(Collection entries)
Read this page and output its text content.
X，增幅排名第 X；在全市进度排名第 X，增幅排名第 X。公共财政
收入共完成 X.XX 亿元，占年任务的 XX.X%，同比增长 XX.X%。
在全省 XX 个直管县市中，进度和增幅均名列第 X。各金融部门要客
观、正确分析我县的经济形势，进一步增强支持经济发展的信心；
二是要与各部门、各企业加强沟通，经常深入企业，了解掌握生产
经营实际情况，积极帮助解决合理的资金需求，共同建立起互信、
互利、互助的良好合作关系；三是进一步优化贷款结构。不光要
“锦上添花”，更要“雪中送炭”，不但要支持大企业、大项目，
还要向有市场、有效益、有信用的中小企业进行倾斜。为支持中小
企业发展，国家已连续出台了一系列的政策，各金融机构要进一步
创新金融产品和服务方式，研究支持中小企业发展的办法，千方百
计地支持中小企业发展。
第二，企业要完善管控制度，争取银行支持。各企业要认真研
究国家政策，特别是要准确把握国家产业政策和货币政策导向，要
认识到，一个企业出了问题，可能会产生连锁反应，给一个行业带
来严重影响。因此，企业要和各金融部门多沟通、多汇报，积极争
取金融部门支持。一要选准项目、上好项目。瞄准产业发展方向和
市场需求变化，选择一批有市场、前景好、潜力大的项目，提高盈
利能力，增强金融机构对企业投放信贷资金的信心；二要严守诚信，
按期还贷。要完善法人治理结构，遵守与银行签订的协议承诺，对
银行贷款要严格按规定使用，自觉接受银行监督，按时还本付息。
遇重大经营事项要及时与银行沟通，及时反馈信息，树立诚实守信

* Exercise description *
Copy out all of the records above with nothing altered.

* Finished answer *
Read this page and output its text content.
X，增幅排名第 X；在全市进度排名第 X，增幅排名第 X。公共财政
收入共完成 X.XX 亿元，占年任务的 XX.X%，同比增长 XX.X%。
在全省 XX 个直管县市中，进度和增幅均名列第 X。各金融部门要客
观、正确分析我县的经济形势，进一步增强支持经济发展的信心；
二是要与各部门、各企业加强沟通，经常深入企业，了解掌握生产
经营实际情况，积极帮助解决合理的资金需求，共同建立起互信、
互利、互助的良好合作关系；三是进一步优化贷款结构。不光要
“锦上添花”，更要“雪中送炭”，不但要支持大企业、大项目，
还要向有市场、有效益、有信用的中小企业进行倾斜。为支持中小
企业发展，国家已连续出台了一系列的政策，各金融机构要进一步
创新金融产品和服务方式，研究支持中小企业发展的办法，千方百
计地支持中小企业发展。
第二，企业要完善管控制度，争取银行支持。各企业要认真研
究国家政策，特别是要准确把握国家产业政策和货币政策导向，要
认识到，一个企业出了问题，可能会产生连锁反应，给一个行业带
来严重影响。因此，企业要和各金融部门多沟通、多汇报，积极争
取金融部门支持。一要选准项目、上好项目。瞄准产业发展方向和
市场需求变化，选择一批有市场、前景好、潜力大的项目，提高盈
利能力，增强金融机构对企业投放信贷资金的信心；二要严守诚信，
按期还贷。要完善法人治理结构，遵守与银行签订的协议承诺，对
银行贷款要严格按规定使用，自觉接受银行监督，按时还本付息。
遇重大经营事项要及时与银行沟通，及时反馈信息，树立诚实守信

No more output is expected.